## Begin Exercise inputs

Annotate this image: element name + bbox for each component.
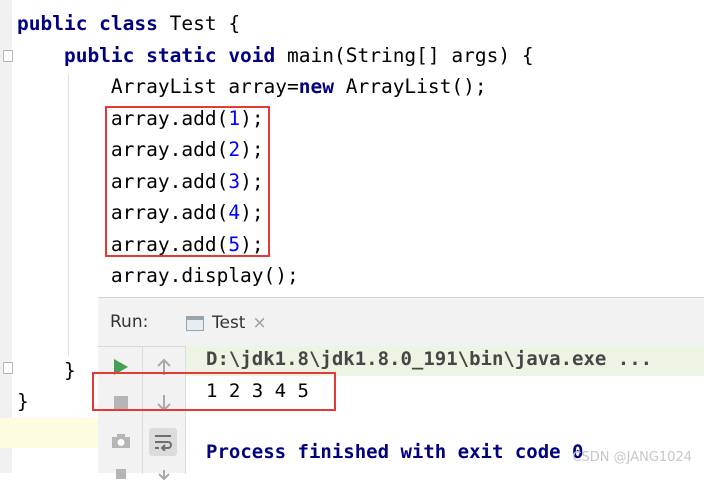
keyword-token: new [298, 75, 346, 98]
code-line: array.display(); [17, 260, 299, 292]
pin-icon [116, 469, 126, 479]
tab-test[interactable]: Test × [176, 304, 277, 342]
code-line: } [17, 359, 76, 382]
camera-icon [112, 434, 130, 448]
highlight-box-add-calls [105, 106, 270, 257]
code-token: Test { [169, 12, 241, 35]
code-token: ArrayList(); [345, 75, 487, 98]
code-line: public class Test { [17, 8, 240, 40]
close-icon[interactable]: × [252, 313, 266, 333]
code-line: public static void main(String[] args) { [17, 40, 534, 72]
tab-label: Test [212, 313, 246, 333]
console-tab-icon [186, 315, 204, 331]
code-token: main(String[] args) { [287, 43, 534, 67]
keyword-token: public class [17, 12, 170, 35]
run-label: Run: [110, 312, 149, 332]
java-command: D:\jdk1.8\jdk1.8.0_191\bin\java.exe ... [206, 348, 653, 370]
highlight-box-output [92, 372, 336, 411]
code-line: ArrayList array=new ArrayList(); [17, 71, 487, 103]
exit-message: Process finished with exit code 0 [206, 441, 584, 463]
fold-marker[interactable] [3, 362, 13, 374]
code-token: array.display(); [17, 264, 299, 287]
keyword-token: public static void [17, 43, 288, 67]
run-header: Run: Test × [98, 298, 704, 347]
code-line: } [17, 390, 29, 413]
code-token: ArrayList array= [17, 75, 299, 98]
soft-wrap-icon [155, 435, 172, 451]
scroll-end-button[interactable] [153, 464, 175, 486]
current-line-highlight [0, 418, 100, 448]
soft-wrap-button[interactable] [149, 428, 177, 456]
arrow-down-small-icon [158, 470, 170, 480]
pin-button[interactable] [110, 462, 132, 484]
screenshot-button[interactable] [110, 430, 132, 452]
watermark: CSDN @JANG1024 [572, 450, 692, 465]
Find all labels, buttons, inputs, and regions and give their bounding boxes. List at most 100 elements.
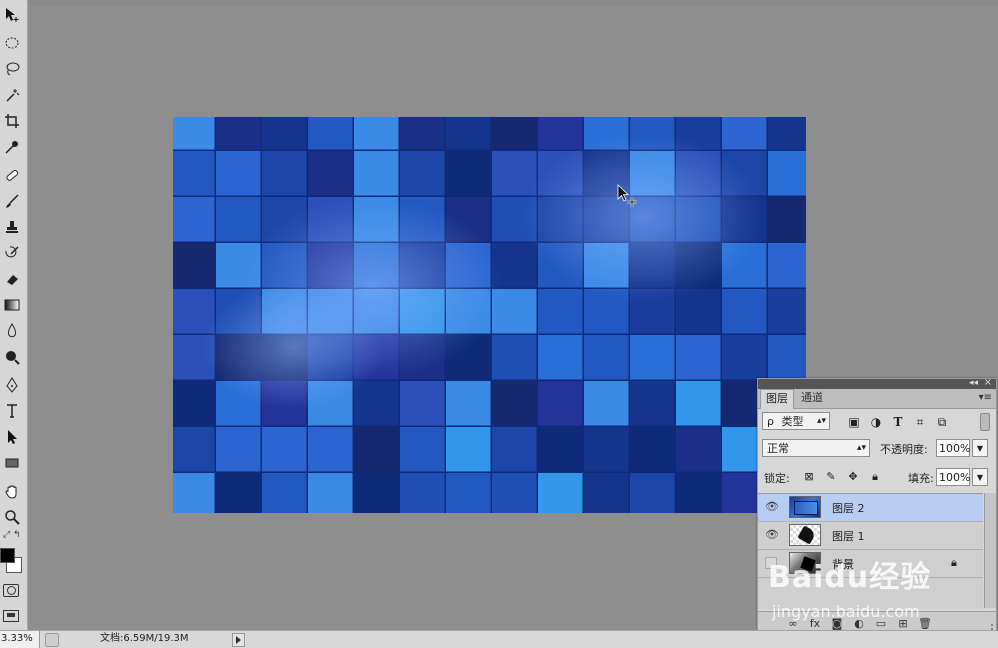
mosaic-tile (216, 117, 261, 150)
mosaic-tile (676, 381, 721, 426)
fill-label: 填充: (908, 472, 934, 485)
layer-thumbnail (789, 524, 821, 546)
swap-colors-icon[interactable]: ⤢ ↰ (3, 530, 21, 540)
layer-row-background[interactable]: 背景 🔒︎ (758, 550, 983, 578)
visibility-eye-icon[interactable]: 👁︎ (765, 529, 779, 541)
document-canvas[interactable] (173, 117, 806, 513)
mosaic-tile (584, 473, 629, 513)
layer-row-2[interactable]: 👁︎ 图层 2 (758, 494, 983, 522)
layer-thumbnail (789, 496, 821, 518)
crop-icon[interactable] (1, 110, 23, 132)
blend-row: 正常 ▴▾ 不透明度: 100% ▼ (762, 439, 992, 461)
gradient-icon[interactable] (1, 294, 23, 316)
close-icon[interactable]: × (984, 377, 992, 388)
quick-mask-icon[interactable] (3, 584, 19, 597)
delete-layer-icon[interactable]: 🗑︎ (918, 617, 932, 631)
panel-menu-icon[interactable]: ▾≡ (979, 392, 992, 403)
visibility-eye-icon[interactable]: 👁︎ (765, 501, 779, 513)
mosaic-tile (676, 427, 721, 472)
type-icon[interactable] (1, 400, 23, 422)
eraser-icon[interactable] (1, 268, 23, 290)
adjustment-filter-icon[interactable]: ◑ (868, 414, 884, 430)
magic-wand-icon[interactable] (1, 84, 23, 106)
history-brush-icon[interactable] (1, 242, 23, 264)
pixel-filter-icon[interactable]: ▣ (846, 414, 862, 430)
move-tool-icon[interactable] (1, 4, 23, 26)
mosaic-tile (308, 151, 353, 196)
clone-stamp-icon[interactable] (1, 216, 23, 238)
mosaic-tile (354, 151, 399, 196)
mosaic-tile (173, 117, 215, 150)
mosaic-tile (676, 335, 721, 380)
mosaic-tile (216, 197, 261, 242)
pen-icon[interactable] (1, 374, 23, 396)
layer-list-scrollbar[interactable] (984, 493, 996, 608)
lock-row: 锁定: ⊠ ✎ ✥ 🔒︎ 填充: 100% ▼ (762, 468, 992, 490)
fill-dropdown-button[interactable]: ▼ (972, 468, 988, 486)
elliptical-marquee-icon[interactable] (1, 32, 23, 54)
brush-icon[interactable] (1, 190, 23, 212)
type-filter-icon[interactable]: T (890, 414, 906, 430)
dodge-icon[interactable] (1, 346, 23, 368)
mosaic-tile (216, 427, 261, 472)
blur-icon[interactable] (1, 320, 23, 342)
layer-name[interactable]: 背景 (832, 556, 854, 572)
rectangle-icon[interactable] (1, 452, 23, 474)
foreground-color-swatch[interactable] (0, 548, 15, 563)
mosaic-tile (308, 117, 353, 150)
tab-layers[interactable]: 图层 (760, 389, 794, 409)
mosaic-tile (630, 427, 675, 472)
layer-row-1[interactable]: 👁︎ 图层 1 (758, 522, 983, 550)
lasso-icon[interactable] (1, 58, 23, 80)
new-group-icon[interactable]: ▭ (874, 617, 888, 631)
tab-channels[interactable]: 通道 (796, 389, 828, 408)
document-tab-strip (27, 0, 998, 6)
mosaic-tile (584, 381, 629, 426)
mosaic-tile (630, 335, 675, 380)
mosaic-tile (354, 473, 399, 513)
smart-object-filter-icon[interactable]: ⧉ (934, 414, 950, 430)
layer-name[interactable]: 图层 2 (832, 500, 865, 516)
mosaic-tile (584, 427, 629, 472)
collapse-icon[interactable]: ◂◂ (969, 378, 978, 388)
spot-healing-icon[interactable] (1, 164, 23, 186)
layer-name[interactable]: 图层 1 (832, 528, 865, 544)
mosaic-tile (722, 289, 767, 334)
opacity-dropdown-button[interactable]: ▼ (972, 439, 988, 457)
opacity-label: 不透明度: (880, 443, 928, 456)
eyedropper-icon[interactable] (1, 136, 23, 158)
filter-search-icon: ρ (767, 415, 774, 428)
mosaic-tile (768, 197, 806, 242)
layer-style-icon[interactable]: fx (808, 617, 822, 631)
path-selection-icon[interactable] (1, 426, 23, 448)
add-mask-icon[interactable]: ◙ (830, 617, 844, 631)
lock-all-icon[interactable]: 🔒︎ (868, 470, 882, 484)
lock-image-icon[interactable]: ✎ (824, 470, 838, 484)
mosaic-tile (354, 427, 399, 472)
visibility-toggle-off[interactable] (765, 557, 777, 569)
filter-toggle-switch[interactable] (980, 413, 990, 431)
mosaic-tile (538, 381, 583, 426)
status-options-icon[interactable] (45, 633, 59, 647)
document-size-info: 文档:6.59M/19.3M (100, 633, 189, 644)
mosaic-tile (446, 473, 491, 513)
mosaic-tile (400, 151, 445, 196)
fill-input[interactable]: 100% (936, 468, 970, 486)
adjustment-layer-icon[interactable]: ◐ (852, 617, 866, 631)
lock-position-icon[interactable]: ✥ (846, 470, 860, 484)
mosaic-tile (173, 151, 215, 196)
blend-mode-select[interactable]: 正常 ▴▾ (762, 439, 870, 457)
lock-transparent-icon[interactable]: ⊠ (802, 470, 816, 484)
layers-panel: ◂◂ × 图层 通道 ▾≡ ρ 类型 ▴▾ ▣ ◑ T ⌗ ⧉ 正常 ▴▾ 不透… (757, 377, 997, 638)
filter-type-select[interactable]: ρ 类型 ▴▾ (762, 412, 830, 430)
link-layers-icon[interactable]: ∞ (786, 617, 800, 631)
new-layer-icon[interactable]: ⊞ (896, 617, 910, 631)
hand-icon[interactable] (1, 480, 23, 502)
opacity-input[interactable]: 100% (936, 439, 970, 457)
mosaic-tile (676, 473, 721, 513)
screen-mode-icon[interactable] (3, 610, 19, 622)
status-menu-arrow-icon[interactable] (232, 633, 245, 647)
zoom-icon[interactable] (1, 506, 23, 528)
zoom-level[interactable]: 3.33% (0, 631, 40, 648)
shape-filter-icon[interactable]: ⌗ (912, 414, 928, 430)
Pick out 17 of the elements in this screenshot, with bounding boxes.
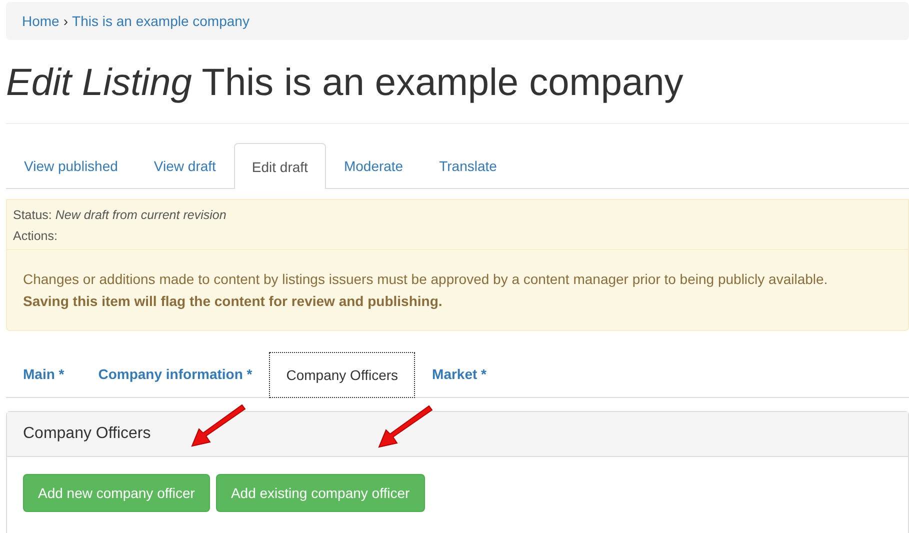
panel-heading: Company Officers: [7, 412, 908, 457]
tab[interactable]: Translate: [421, 143, 515, 188]
add-officer-button[interactable]: Add new company officer: [23, 474, 210, 512]
notice-text: Changes or additions made to content by listings issuers must be approved by a content manager prior to being publicly available.: [23, 270, 829, 289]
tab[interactable]: Moderate: [326, 143, 422, 188]
tab[interactable]: Edit draft: [234, 143, 326, 189]
breadcrumb-separator: ›: [63, 13, 68, 29]
breadcrumb-link[interactable]: Home: [22, 13, 60, 29]
status-text: Status: New draft from current revision: [13, 208, 228, 222]
add-officer-button[interactable]: Add existing company officer: [216, 474, 425, 512]
notice-emphasis: Saving this item will flag the content for review and publishing.: [23, 292, 444, 311]
breadcrumb-link[interactable]: This is an example company: [72, 13, 250, 29]
form-tab[interactable]: Company Officers: [269, 352, 416, 398]
tab[interactable]: View published: [6, 143, 136, 188]
page-title: Edit Listing This is an example company: [6, 62, 909, 124]
tab[interactable]: View draft: [136, 143, 234, 188]
actions-label: Actions:: [13, 229, 58, 243]
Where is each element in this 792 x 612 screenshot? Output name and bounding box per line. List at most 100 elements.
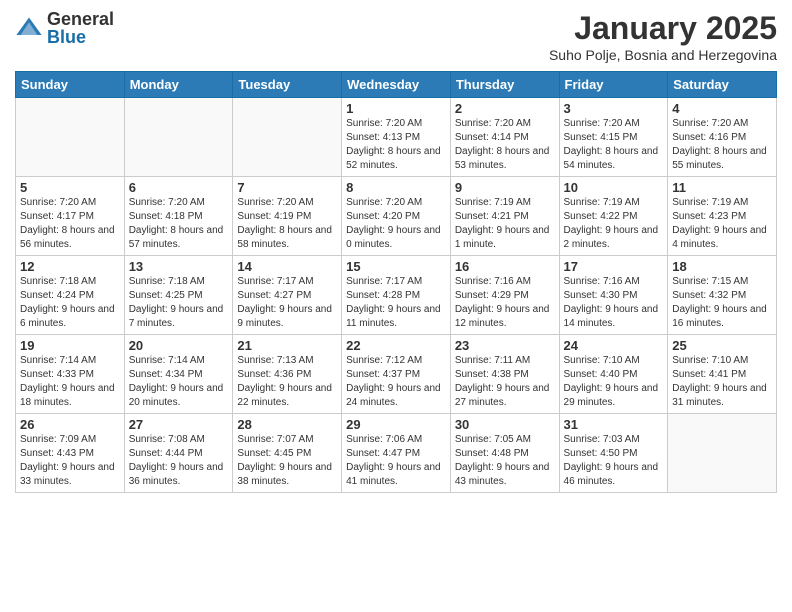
day-info: Sunrise: 7:11 AM Sunset: 4:38 PM Dayligh…: [455, 354, 555, 410]
calendar-cell: 5Sunrise: 7:20 AM Sunset: 4:17 PM Daylig…: [16, 177, 125, 256]
day-info: Sunrise: 7:20 AM Sunset: 4:17 PM Dayligh…: [20, 196, 120, 252]
calendar: Sunday Monday Tuesday Wednesday Thursday…: [15, 71, 777, 493]
day-number: 4: [672, 101, 772, 116]
calendar-week-2: 5Sunrise: 7:20 AM Sunset: 4:17 PM Daylig…: [16, 177, 777, 256]
page-container: General Blue January 2025 Suho Polje, Bo…: [0, 0, 792, 498]
calendar-cell: 20Sunrise: 7:14 AM Sunset: 4:34 PM Dayli…: [124, 335, 233, 414]
calendar-cell: [124, 98, 233, 177]
day-number: 23: [455, 338, 555, 353]
day-info: Sunrise: 7:16 AM Sunset: 4:30 PM Dayligh…: [564, 275, 664, 331]
calendar-cell: 18Sunrise: 7:15 AM Sunset: 4:32 PM Dayli…: [668, 256, 777, 335]
day-number: 13: [129, 259, 229, 274]
day-number: 3: [564, 101, 664, 116]
calendar-cell: 2Sunrise: 7:20 AM Sunset: 4:14 PM Daylig…: [450, 98, 559, 177]
day-info: Sunrise: 7:06 AM Sunset: 4:47 PM Dayligh…: [346, 433, 446, 489]
logo: General Blue: [15, 10, 114, 46]
calendar-cell: 9Sunrise: 7:19 AM Sunset: 4:21 PM Daylig…: [450, 177, 559, 256]
day-number: 14: [237, 259, 337, 274]
calendar-cell: 13Sunrise: 7:18 AM Sunset: 4:25 PM Dayli…: [124, 256, 233, 335]
day-number: 19: [20, 338, 120, 353]
header-monday: Monday: [124, 72, 233, 98]
header-thursday: Thursday: [450, 72, 559, 98]
day-number: 31: [564, 417, 664, 432]
calendar-cell: 14Sunrise: 7:17 AM Sunset: 4:27 PM Dayli…: [233, 256, 342, 335]
calendar-cell: 12Sunrise: 7:18 AM Sunset: 4:24 PM Dayli…: [16, 256, 125, 335]
day-info: Sunrise: 7:20 AM Sunset: 4:15 PM Dayligh…: [564, 117, 664, 173]
day-info: Sunrise: 7:10 AM Sunset: 4:41 PM Dayligh…: [672, 354, 772, 410]
calendar-cell: 30Sunrise: 7:05 AM Sunset: 4:48 PM Dayli…: [450, 414, 559, 493]
calendar-cell: 8Sunrise: 7:20 AM Sunset: 4:20 PM Daylig…: [342, 177, 451, 256]
day-info: Sunrise: 7:03 AM Sunset: 4:50 PM Dayligh…: [564, 433, 664, 489]
calendar-cell: 29Sunrise: 7:06 AM Sunset: 4:47 PM Dayli…: [342, 414, 451, 493]
calendar-cell: 17Sunrise: 7:16 AM Sunset: 4:30 PM Dayli…: [559, 256, 668, 335]
day-number: 2: [455, 101, 555, 116]
calendar-cell: 4Sunrise: 7:20 AM Sunset: 4:16 PM Daylig…: [668, 98, 777, 177]
day-number: 22: [346, 338, 446, 353]
subtitle: Suho Polje, Bosnia and Herzegovina: [549, 47, 777, 63]
day-info: Sunrise: 7:05 AM Sunset: 4:48 PM Dayligh…: [455, 433, 555, 489]
day-number: 17: [564, 259, 664, 274]
header-saturday: Saturday: [668, 72, 777, 98]
logo-general: General: [47, 10, 114, 28]
calendar-cell: 25Sunrise: 7:10 AM Sunset: 4:41 PM Dayli…: [668, 335, 777, 414]
calendar-cell: 22Sunrise: 7:12 AM Sunset: 4:37 PM Dayli…: [342, 335, 451, 414]
logo-blue: Blue: [47, 28, 114, 46]
calendar-cell: 1Sunrise: 7:20 AM Sunset: 4:13 PM Daylig…: [342, 98, 451, 177]
day-info: Sunrise: 7:07 AM Sunset: 4:45 PM Dayligh…: [237, 433, 337, 489]
day-info: Sunrise: 7:10 AM Sunset: 4:40 PM Dayligh…: [564, 354, 664, 410]
day-number: 25: [672, 338, 772, 353]
day-number: 15: [346, 259, 446, 274]
day-info: Sunrise: 7:20 AM Sunset: 4:19 PM Dayligh…: [237, 196, 337, 252]
day-info: Sunrise: 7:17 AM Sunset: 4:27 PM Dayligh…: [237, 275, 337, 331]
calendar-cell: 28Sunrise: 7:07 AM Sunset: 4:45 PM Dayli…: [233, 414, 342, 493]
calendar-cell: 19Sunrise: 7:14 AM Sunset: 4:33 PM Dayli…: [16, 335, 125, 414]
calendar-cell: 7Sunrise: 7:20 AM Sunset: 4:19 PM Daylig…: [233, 177, 342, 256]
day-info: Sunrise: 7:16 AM Sunset: 4:29 PM Dayligh…: [455, 275, 555, 331]
day-number: 26: [20, 417, 120, 432]
calendar-cell: 23Sunrise: 7:11 AM Sunset: 4:38 PM Dayli…: [450, 335, 559, 414]
calendar-cell: [668, 414, 777, 493]
day-info: Sunrise: 7:14 AM Sunset: 4:34 PM Dayligh…: [129, 354, 229, 410]
day-number: 20: [129, 338, 229, 353]
day-number: 16: [455, 259, 555, 274]
calendar-week-1: 1Sunrise: 7:20 AM Sunset: 4:13 PM Daylig…: [16, 98, 777, 177]
calendar-cell: [233, 98, 342, 177]
calendar-header-row: Sunday Monday Tuesday Wednesday Thursday…: [16, 72, 777, 98]
calendar-cell: 24Sunrise: 7:10 AM Sunset: 4:40 PM Dayli…: [559, 335, 668, 414]
calendar-cell: 6Sunrise: 7:20 AM Sunset: 4:18 PM Daylig…: [124, 177, 233, 256]
logo-text: General Blue: [47, 10, 114, 46]
day-info: Sunrise: 7:20 AM Sunset: 4:13 PM Dayligh…: [346, 117, 446, 173]
day-info: Sunrise: 7:18 AM Sunset: 4:25 PM Dayligh…: [129, 275, 229, 331]
month-title: January 2025: [549, 10, 777, 47]
day-info: Sunrise: 7:19 AM Sunset: 4:23 PM Dayligh…: [672, 196, 772, 252]
calendar-week-5: 26Sunrise: 7:09 AM Sunset: 4:43 PM Dayli…: [16, 414, 777, 493]
day-info: Sunrise: 7:09 AM Sunset: 4:43 PM Dayligh…: [20, 433, 120, 489]
calendar-cell: 11Sunrise: 7:19 AM Sunset: 4:23 PM Dayli…: [668, 177, 777, 256]
day-number: 9: [455, 180, 555, 195]
day-info: Sunrise: 7:13 AM Sunset: 4:36 PM Dayligh…: [237, 354, 337, 410]
day-number: 5: [20, 180, 120, 195]
day-number: 28: [237, 417, 337, 432]
calendar-week-4: 19Sunrise: 7:14 AM Sunset: 4:33 PM Dayli…: [16, 335, 777, 414]
calendar-cell: 15Sunrise: 7:17 AM Sunset: 4:28 PM Dayli…: [342, 256, 451, 335]
header-tuesday: Tuesday: [233, 72, 342, 98]
day-number: 27: [129, 417, 229, 432]
day-info: Sunrise: 7:20 AM Sunset: 4:20 PM Dayligh…: [346, 196, 446, 252]
day-info: Sunrise: 7:20 AM Sunset: 4:14 PM Dayligh…: [455, 117, 555, 173]
header: General Blue January 2025 Suho Polje, Bo…: [15, 10, 777, 63]
calendar-cell: 10Sunrise: 7:19 AM Sunset: 4:22 PM Dayli…: [559, 177, 668, 256]
calendar-week-3: 12Sunrise: 7:18 AM Sunset: 4:24 PM Dayli…: [16, 256, 777, 335]
calendar-cell: [16, 98, 125, 177]
day-number: 10: [564, 180, 664, 195]
header-wednesday: Wednesday: [342, 72, 451, 98]
day-info: Sunrise: 7:18 AM Sunset: 4:24 PM Dayligh…: [20, 275, 120, 331]
title-block: January 2025 Suho Polje, Bosnia and Herz…: [549, 10, 777, 63]
day-info: Sunrise: 7:20 AM Sunset: 4:16 PM Dayligh…: [672, 117, 772, 173]
day-info: Sunrise: 7:12 AM Sunset: 4:37 PM Dayligh…: [346, 354, 446, 410]
day-number: 29: [346, 417, 446, 432]
day-info: Sunrise: 7:19 AM Sunset: 4:22 PM Dayligh…: [564, 196, 664, 252]
day-info: Sunrise: 7:17 AM Sunset: 4:28 PM Dayligh…: [346, 275, 446, 331]
day-info: Sunrise: 7:08 AM Sunset: 4:44 PM Dayligh…: [129, 433, 229, 489]
header-sunday: Sunday: [16, 72, 125, 98]
day-number: 8: [346, 180, 446, 195]
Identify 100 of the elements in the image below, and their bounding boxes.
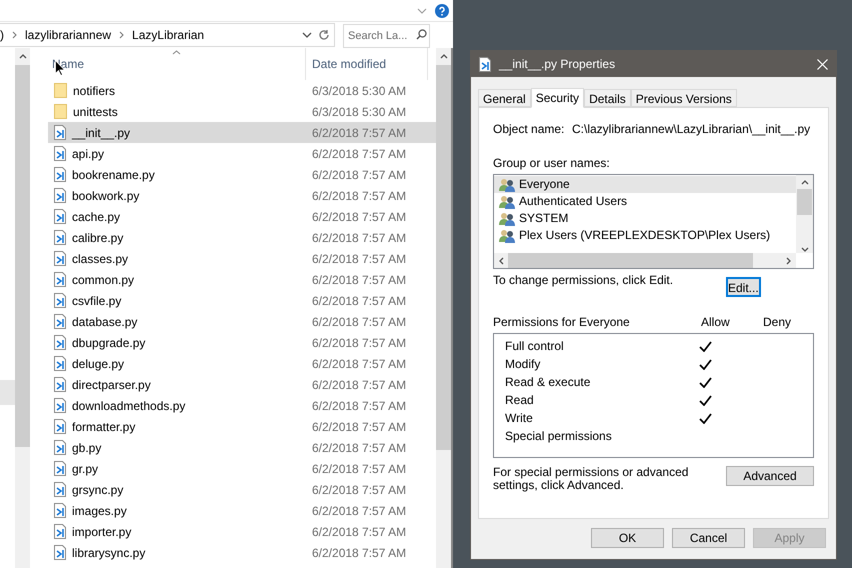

## End Exercise inputs

= What you have to do =
Print the lines of the material above verbatim, starting with the line that contains "day-info: Sunrise: 7:11" and ending with the line that contains "day-number: 13: [129, 259, 229, 274]", both included.

= Task solution =
day-info: Sunrise: 7:11 AM Sunset: 4:38 PM Dayligh…: [455, 354, 555, 410]
calendar-cell: 5Sunrise: 7:20 AM Sunset: 4:17 PM Daylig…: [16, 177, 125, 256]
day-info: Sunrise: 7:20 AM Sunset: 4:17 PM Dayligh…: [20, 196, 120, 252]
calendar: Sunday Monday Tuesday Wednesday Thursday…: [15, 71, 777, 493]
day-number: 4: [672, 101, 772, 116]
calendar-week-2: 5Sunrise: 7:20 AM Sunset: 4:17 PM Daylig…: [16, 177, 777, 256]
page-container: General Blue January 2025 Suho Polje, Bo…: [0, 0, 792, 498]
calendar-cell: 20Sunrise: 7:14 AM Sunset: 4:34 PM Dayli…: [124, 335, 233, 414]
calendar-cell: [124, 98, 233, 177]
day-number: 23: [455, 338, 555, 353]
day-info: Sunrise: 7:16 AM Sunset: 4:30 PM Dayligh…: [564, 275, 664, 331]
calendar-cell: 18Sunrise: 7:15 AM Sunset: 4:32 PM Dayli…: [668, 256, 777, 335]
day-number: 13: [129, 259, 229, 274]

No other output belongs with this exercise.